▶ **THE TASK**
Find the word "研究主题" in the material below and gather every line that contains it.

Stored entries:

══════════════════════════════

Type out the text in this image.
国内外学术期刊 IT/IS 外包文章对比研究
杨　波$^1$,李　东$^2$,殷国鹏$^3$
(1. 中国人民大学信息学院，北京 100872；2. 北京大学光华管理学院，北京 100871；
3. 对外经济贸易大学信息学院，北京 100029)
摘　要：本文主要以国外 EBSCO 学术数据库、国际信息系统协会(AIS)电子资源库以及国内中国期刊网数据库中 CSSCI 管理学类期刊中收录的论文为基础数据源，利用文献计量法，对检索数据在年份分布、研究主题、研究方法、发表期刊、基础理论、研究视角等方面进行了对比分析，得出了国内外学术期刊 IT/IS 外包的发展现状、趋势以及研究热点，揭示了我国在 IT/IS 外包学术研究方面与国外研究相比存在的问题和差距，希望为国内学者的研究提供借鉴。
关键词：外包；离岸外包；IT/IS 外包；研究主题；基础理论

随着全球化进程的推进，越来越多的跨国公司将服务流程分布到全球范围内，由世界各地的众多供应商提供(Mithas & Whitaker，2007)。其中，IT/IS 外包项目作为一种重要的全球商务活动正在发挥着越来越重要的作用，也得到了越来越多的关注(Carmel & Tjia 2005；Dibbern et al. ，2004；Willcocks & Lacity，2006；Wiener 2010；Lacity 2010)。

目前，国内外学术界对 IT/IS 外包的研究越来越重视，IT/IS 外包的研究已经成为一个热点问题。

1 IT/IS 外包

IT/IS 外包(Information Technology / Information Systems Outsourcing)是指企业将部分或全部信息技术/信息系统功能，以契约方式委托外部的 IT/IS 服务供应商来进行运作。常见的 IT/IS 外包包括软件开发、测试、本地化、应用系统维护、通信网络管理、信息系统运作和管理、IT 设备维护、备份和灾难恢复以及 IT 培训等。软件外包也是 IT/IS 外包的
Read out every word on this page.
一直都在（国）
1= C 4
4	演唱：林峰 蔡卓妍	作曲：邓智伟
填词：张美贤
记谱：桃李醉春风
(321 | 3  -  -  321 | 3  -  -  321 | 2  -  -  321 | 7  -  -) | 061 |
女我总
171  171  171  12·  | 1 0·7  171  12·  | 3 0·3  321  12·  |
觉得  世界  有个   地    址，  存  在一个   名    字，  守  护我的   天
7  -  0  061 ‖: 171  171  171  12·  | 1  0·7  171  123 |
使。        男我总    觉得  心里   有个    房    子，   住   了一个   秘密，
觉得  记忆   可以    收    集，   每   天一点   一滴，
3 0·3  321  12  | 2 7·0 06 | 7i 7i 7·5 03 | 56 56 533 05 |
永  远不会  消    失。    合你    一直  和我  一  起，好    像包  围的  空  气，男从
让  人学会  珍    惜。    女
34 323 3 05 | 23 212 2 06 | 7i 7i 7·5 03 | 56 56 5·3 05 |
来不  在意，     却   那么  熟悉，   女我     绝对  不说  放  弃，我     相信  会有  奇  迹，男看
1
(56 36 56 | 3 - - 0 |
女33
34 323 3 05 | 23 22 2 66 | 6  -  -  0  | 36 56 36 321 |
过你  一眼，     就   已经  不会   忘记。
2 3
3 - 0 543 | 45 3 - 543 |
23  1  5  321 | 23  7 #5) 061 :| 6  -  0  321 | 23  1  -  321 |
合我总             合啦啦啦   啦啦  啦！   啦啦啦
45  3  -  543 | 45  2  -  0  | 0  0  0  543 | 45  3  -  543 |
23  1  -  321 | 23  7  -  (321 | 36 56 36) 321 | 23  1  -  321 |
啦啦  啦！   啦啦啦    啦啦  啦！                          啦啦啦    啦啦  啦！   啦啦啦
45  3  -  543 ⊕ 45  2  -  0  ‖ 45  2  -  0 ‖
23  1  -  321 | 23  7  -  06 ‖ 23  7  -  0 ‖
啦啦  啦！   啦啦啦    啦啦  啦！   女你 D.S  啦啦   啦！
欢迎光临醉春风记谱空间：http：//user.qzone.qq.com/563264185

══════════════════════════════

▶ **RESULT OF THIS TASK**
摘　要：本文主要以国外 EBSCO 学术数据库、国际信息系统协会(AIS)电子资源库以及国内中国期刊网数据库中 CSSCI 管理学类期刊中收录的论文为基础数据源，利用文献计量法，对检索数据在年份分布、研究主题、研究方法、发表期刊、基础理论、研究视角等方面进行了对比分析，得出了国内外学术期刊 IT/IS 外包的发展现状、趋势以及研究热点，揭示了我国在 IT/IS 外包学术研究方面与国外研究相比存在的问题和差距，希望为国内学者的研究提供借鉴。
关键词：外包；离岸外包；IT/IS 外包；研究主题；基础理论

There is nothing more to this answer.